Figure collection entries:
----
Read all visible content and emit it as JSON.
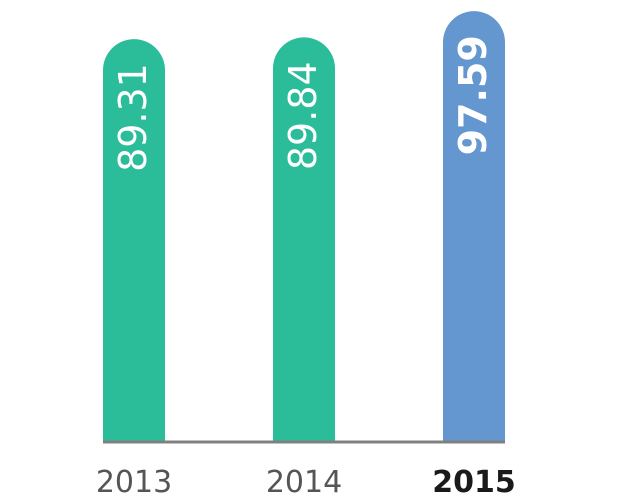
{
  "chart_data": {
    "type": "bar",
    "categories": [
      "2013",
      "2014",
      "2015"
    ],
    "values": [
      89.31,
      89.84,
      97.59
    ],
    "value_labels": [
      "89.31",
      "89.84",
      "97.59"
    ],
    "highlight_category": "2015",
    "colors": {
      "default": "#2bbc9a",
      "highlight": "#6497cf",
      "axis": "#808080",
      "label": "#555555",
      "highlight_label": "#1a1a1a"
    },
    "title": "",
    "xlabel": "",
    "ylabel": "",
    "grid": false
  }
}
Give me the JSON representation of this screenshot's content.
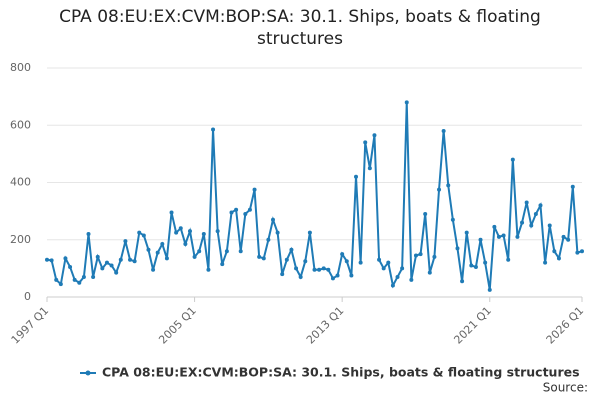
{
  "chart_data": {
    "type": "line",
    "title": "CPA 08:EU:EX:CVM:BOP:SA: 30.1. Ships, boats & floating structures",
    "categories": [
      "1997 Q1",
      null,
      null,
      null,
      null,
      null,
      null,
      null,
      null,
      null,
      null,
      null,
      null,
      null,
      null,
      null,
      null,
      null,
      null,
      null,
      null,
      null,
      null,
      null,
      null,
      null,
      null,
      null,
      null,
      null,
      null,
      null,
      "2005 Q1",
      null,
      null,
      null,
      null,
      null,
      null,
      null,
      null,
      null,
      null,
      null,
      null,
      null,
      null,
      null,
      null,
      null,
      null,
      null,
      null,
      null,
      null,
      null,
      null,
      null,
      null,
      null,
      null,
      null,
      null,
      null,
      "2013 Q1",
      null,
      null,
      null,
      null,
      null,
      null,
      null,
      null,
      null,
      null,
      null,
      null,
      null,
      null,
      null,
      null,
      null,
      null,
      null,
      null,
      null,
      null,
      null,
      null,
      null,
      null,
      null,
      null,
      null,
      null,
      null,
      "2021 Q1",
      null,
      null,
      null,
      null,
      null,
      null,
      null,
      null,
      null,
      null,
      null,
      null,
      null,
      null,
      null,
      null,
      null,
      null,
      null,
      "2026 Q1"
    ],
    "series": [
      {
        "name": "CPA 08:EU:EX:CVM:BOP:SA: 30.1. Ships, boats & floating structures",
        "color": "#1f7bb6",
        "values": [
          130,
          128,
          60,
          45,
          135,
          105,
          60,
          50,
          70,
          220,
          70,
          140,
          100,
          120,
          110,
          85,
          130,
          195,
          130,
          125,
          225,
          215,
          165,
          95,
          155,
          185,
          135,
          295,
          225,
          240,
          185,
          230,
          140,
          160,
          220,
          95,
          585,
          230,
          115,
          160,
          295,
          305,
          160,
          290,
          305,
          375,
          140,
          135,
          200,
          270,
          225,
          80,
          130,
          165,
          100,
          70,
          125,
          225,
          95,
          95,
          100,
          95,
          65,
          75,
          150,
          125,
          75,
          420,
          120,
          540,
          450,
          565,
          130,
          100,
          120,
          40,
          70,
          100,
          680,
          60,
          145,
          150,
          290,
          85,
          140,
          375,
          580,
          390,
          270,
          170,
          55,
          225,
          110,
          105,
          200,
          120,
          25,
          245,
          210,
          215,
          130,
          480,
          210,
          260,
          330,
          250,
          290,
          320,
          120,
          250,
          160,
          135,
          210,
          200,
          385,
          155,
          160
        ]
      }
    ],
    "ylim": [
      0,
      800
    ],
    "yticks": [
      0,
      200,
      400,
      600,
      800
    ],
    "grid": true,
    "legend": "bottom",
    "source": "Source:"
  }
}
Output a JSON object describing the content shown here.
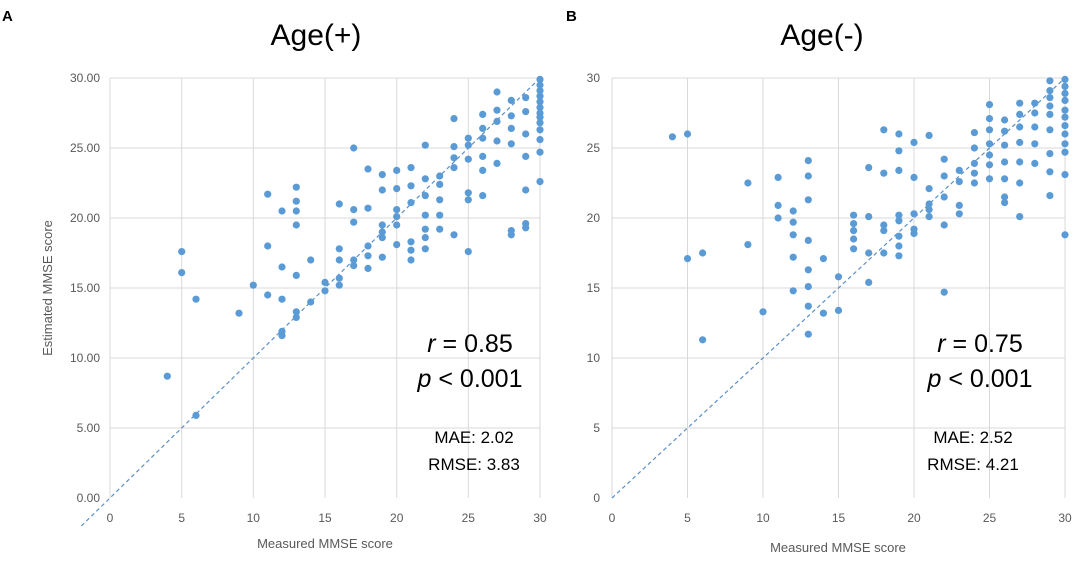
{
  "chart_data": [
    {
      "type": "scatter",
      "panel": "A",
      "title": "Age(+)",
      "xlabel": "Measured MMSE score",
      "ylabel": "Estimated MMSE  score",
      "xlim": [
        0,
        30
      ],
      "ylim": [
        0,
        30
      ],
      "xticks": [
        "0",
        "5",
        "10",
        "15",
        "20",
        "25",
        "30"
      ],
      "yticks": [
        "0.00",
        "5.00",
        "10.00",
        "15.00",
        "20.00",
        "25.00",
        "30.00"
      ],
      "stats": {
        "r_symbol": "r",
        "r_value": " = 0.85",
        "p_symbol": "p",
        "p_value": " < 0.001",
        "mae": "MAE: 2.02",
        "rmse": "RMSE: 3.83"
      },
      "diagonal": [
        [
          -2,
          -2
        ],
        [
          30,
          30
        ]
      ],
      "points": [
        [
          4,
          8.7
        ],
        [
          5,
          17.6
        ],
        [
          5,
          16.1
        ],
        [
          6,
          14.2
        ],
        [
          6,
          5.9
        ],
        [
          9,
          13.2
        ],
        [
          10,
          15.2
        ],
        [
          11,
          21.7
        ],
        [
          11,
          18.0
        ],
        [
          11,
          14.5
        ],
        [
          12,
          20.5
        ],
        [
          12,
          16.5
        ],
        [
          12,
          14.2
        ],
        [
          12,
          11.9
        ],
        [
          12,
          11.6
        ],
        [
          13,
          22.2
        ],
        [
          13,
          21.2
        ],
        [
          13,
          20.5
        ],
        [
          13,
          19.5
        ],
        [
          13,
          15.9
        ],
        [
          13,
          13.3
        ],
        [
          13,
          12.9
        ],
        [
          14,
          17.0
        ],
        [
          14,
          14.0
        ],
        [
          15,
          15.4
        ],
        [
          15,
          14.8
        ],
        [
          16,
          17.8
        ],
        [
          16,
          17.0
        ],
        [
          16,
          15.7
        ],
        [
          16,
          15.2
        ],
        [
          16,
          21.0
        ],
        [
          17,
          25.0
        ],
        [
          17,
          20.6
        ],
        [
          17,
          19.7
        ],
        [
          17,
          17.0
        ],
        [
          17,
          16.6
        ],
        [
          18,
          23.5
        ],
        [
          18,
          20.7
        ],
        [
          18,
          18.0
        ],
        [
          18,
          17.3
        ],
        [
          18,
          16.4
        ],
        [
          19,
          23.1
        ],
        [
          19,
          22.0
        ],
        [
          19,
          19.5
        ],
        [
          19,
          19.0
        ],
        [
          19,
          18.6
        ],
        [
          19,
          17.2
        ],
        [
          20,
          23.4
        ],
        [
          20,
          22.1
        ],
        [
          20,
          20.6
        ],
        [
          20,
          20.1
        ],
        [
          20,
          19.5
        ],
        [
          20,
          18.1
        ],
        [
          21,
          23.6
        ],
        [
          21,
          22.3
        ],
        [
          21,
          21.1
        ],
        [
          21,
          18.3
        ],
        [
          21,
          17.7
        ],
        [
          21,
          17.0
        ],
        [
          22,
          25.2
        ],
        [
          22,
          22.8
        ],
        [
          22,
          21.6
        ],
        [
          22,
          20.2
        ],
        [
          22,
          19.2
        ],
        [
          22,
          18.6
        ],
        [
          22,
          17.8
        ],
        [
          23,
          23.0
        ],
        [
          23,
          22.4
        ],
        [
          23,
          21.3
        ],
        [
          23,
          20.2
        ],
        [
          23,
          19.2
        ],
        [
          24,
          27.1
        ],
        [
          24,
          25.1
        ],
        [
          24,
          24.3
        ],
        [
          24,
          23.6
        ],
        [
          24,
          18.8
        ],
        [
          25,
          25.7
        ],
        [
          25,
          25.2
        ],
        [
          25,
          24.2
        ],
        [
          25,
          21.8
        ],
        [
          25,
          21.3
        ],
        [
          25,
          17.6
        ],
        [
          26,
          27.4
        ],
        [
          26,
          26.4
        ],
        [
          26,
          25.7
        ],
        [
          26,
          24.4
        ],
        [
          26,
          23.4
        ],
        [
          26,
          21.6
        ],
        [
          27,
          29.0
        ],
        [
          27,
          27.7
        ],
        [
          27,
          26.9
        ],
        [
          27,
          25.5
        ],
        [
          27,
          23.9
        ],
        [
          28,
          28.4
        ],
        [
          28,
          27.3
        ],
        [
          28,
          26.4
        ],
        [
          28,
          25.3
        ],
        [
          28,
          19.1
        ],
        [
          28,
          18.8
        ],
        [
          29,
          28.6
        ],
        [
          29,
          27.6
        ],
        [
          29,
          26.0
        ],
        [
          29,
          24.4
        ],
        [
          29,
          22.0
        ],
        [
          29,
          19.6
        ],
        [
          29,
          19.3
        ],
        [
          30,
          29.9
        ],
        [
          30,
          29.5
        ],
        [
          30,
          29.1
        ],
        [
          30,
          28.7
        ],
        [
          30,
          28.3
        ],
        [
          30,
          27.9
        ],
        [
          30,
          27.5
        ],
        [
          30,
          27.2
        ],
        [
          30,
          26.8
        ],
        [
          30,
          26.3
        ],
        [
          30,
          25.6
        ],
        [
          30,
          24.7
        ],
        [
          30,
          22.6
        ]
      ]
    },
    {
      "type": "scatter",
      "panel": "B",
      "title": "Age(-)",
      "xlabel": "Measured MMSE score",
      "ylabel": "",
      "xlim": [
        0,
        30
      ],
      "ylim": [
        0,
        30
      ],
      "xticks": [
        "0",
        "5",
        "10",
        "15",
        "20",
        "25",
        "30"
      ],
      "yticks": [
        "0",
        "5",
        "10",
        "15",
        "20",
        "25",
        "30"
      ],
      "stats": {
        "r_symbol": "r",
        "r_value": " = 0.75",
        "p_symbol": "p",
        "p_value": " < 0.001",
        "mae": "MAE: 2.52",
        "rmse": "RMSE: 4.21"
      },
      "diagonal": [
        [
          0,
          0
        ],
        [
          30,
          30
        ]
      ],
      "points": [
        [
          4,
          25.8
        ],
        [
          5,
          26.0
        ],
        [
          5,
          17.1
        ],
        [
          6,
          17.5
        ],
        [
          6,
          11.3
        ],
        [
          9,
          22.5
        ],
        [
          9,
          18.1
        ],
        [
          10,
          13.3
        ],
        [
          11,
          22.9
        ],
        [
          11,
          20.9
        ],
        [
          11,
          20.0
        ],
        [
          12,
          20.5
        ],
        [
          12,
          19.7
        ],
        [
          12,
          18.8
        ],
        [
          12,
          17.2
        ],
        [
          12,
          14.8
        ],
        [
          13,
          24.1
        ],
        [
          13,
          23.0
        ],
        [
          13,
          21.3
        ],
        [
          13,
          18.4
        ],
        [
          13,
          16.3
        ],
        [
          13,
          15.1
        ],
        [
          13,
          13.7
        ],
        [
          13,
          11.7
        ],
        [
          14,
          17.1
        ],
        [
          14,
          13.2
        ],
        [
          15,
          15.8
        ],
        [
          15,
          13.4
        ],
        [
          16,
          20.2
        ],
        [
          16,
          19.6
        ],
        [
          16,
          19.1
        ],
        [
          16,
          18.5
        ],
        [
          16,
          17.8
        ],
        [
          17,
          23.6
        ],
        [
          17,
          20.1
        ],
        [
          17,
          17.5
        ],
        [
          17,
          15.4
        ],
        [
          18,
          26.3
        ],
        [
          18,
          23.2
        ],
        [
          18,
          19.5
        ],
        [
          18,
          19.1
        ],
        [
          18,
          17.5
        ],
        [
          19,
          26.0
        ],
        [
          19,
          24.8
        ],
        [
          19,
          23.4
        ],
        [
          19,
          20.2
        ],
        [
          19,
          19.8
        ],
        [
          19,
          18.7
        ],
        [
          19,
          18.0
        ],
        [
          19,
          17.3
        ],
        [
          20,
          25.4
        ],
        [
          20,
          22.9
        ],
        [
          20,
          20.3
        ],
        [
          20,
          19.2
        ],
        [
          20,
          18.9
        ],
        [
          21,
          25.9
        ],
        [
          21,
          22.1
        ],
        [
          21,
          21.0
        ],
        [
          21,
          20.6
        ],
        [
          21,
          20.1
        ],
        [
          22,
          24.2
        ],
        [
          22,
          23.0
        ],
        [
          22,
          21.5
        ],
        [
          22,
          19.5
        ],
        [
          22,
          14.7
        ],
        [
          23,
          23.4
        ],
        [
          23,
          22.6
        ],
        [
          23,
          20.9
        ],
        [
          23,
          20.3
        ],
        [
          24,
          26.1
        ],
        [
          24,
          25.0
        ],
        [
          24,
          23.9
        ],
        [
          24,
          23.2
        ],
        [
          24,
          22.5
        ],
        [
          25,
          28.1
        ],
        [
          25,
          27.1
        ],
        [
          25,
          26.3
        ],
        [
          25,
          25.3
        ],
        [
          25,
          24.5
        ],
        [
          25,
          23.8
        ],
        [
          25,
          22.8
        ],
        [
          26,
          27.0
        ],
        [
          26,
          26.2
        ],
        [
          26,
          25.2
        ],
        [
          26,
          24.0
        ],
        [
          26,
          22.8
        ],
        [
          26,
          21.5
        ],
        [
          26,
          21.1
        ],
        [
          27,
          28.2
        ],
        [
          27,
          27.4
        ],
        [
          27,
          26.5
        ],
        [
          27,
          25.4
        ],
        [
          27,
          24.0
        ],
        [
          27,
          22.5
        ],
        [
          27,
          20.1
        ],
        [
          28,
          28.2
        ],
        [
          28,
          27.5
        ],
        [
          28,
          26.5
        ],
        [
          28,
          25.3
        ],
        [
          28,
          23.9
        ],
        [
          29,
          29.8
        ],
        [
          29,
          29.1
        ],
        [
          29,
          28.6
        ],
        [
          29,
          28.0
        ],
        [
          29,
          27.4
        ],
        [
          29,
          26.3
        ],
        [
          29,
          24.6
        ],
        [
          29,
          23.3
        ],
        [
          29,
          21.6
        ],
        [
          30,
          29.9
        ],
        [
          30,
          29.4
        ],
        [
          30,
          28.9
        ],
        [
          30,
          28.4
        ],
        [
          30,
          27.7
        ],
        [
          30,
          27.2
        ],
        [
          30,
          26.6
        ],
        [
          30,
          26.0
        ],
        [
          30,
          25.3
        ],
        [
          30,
          24.7
        ],
        [
          30,
          23.1
        ],
        [
          30,
          18.8
        ]
      ]
    }
  ]
}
----
- **WHAT NEEDS TO BE DONE**: Copy all lines from the listing that contain "Ships".

- **ANSWER TO THIS PROBLEM**:
    "title": "CPA 08:EU:EX:CVM:BOP:SA: 30.1. Ships, boats & floating structures",
        "name": "CPA 08:EU:EX:CVM:BOP:SA: 30.1. Ships, boats & floating structures",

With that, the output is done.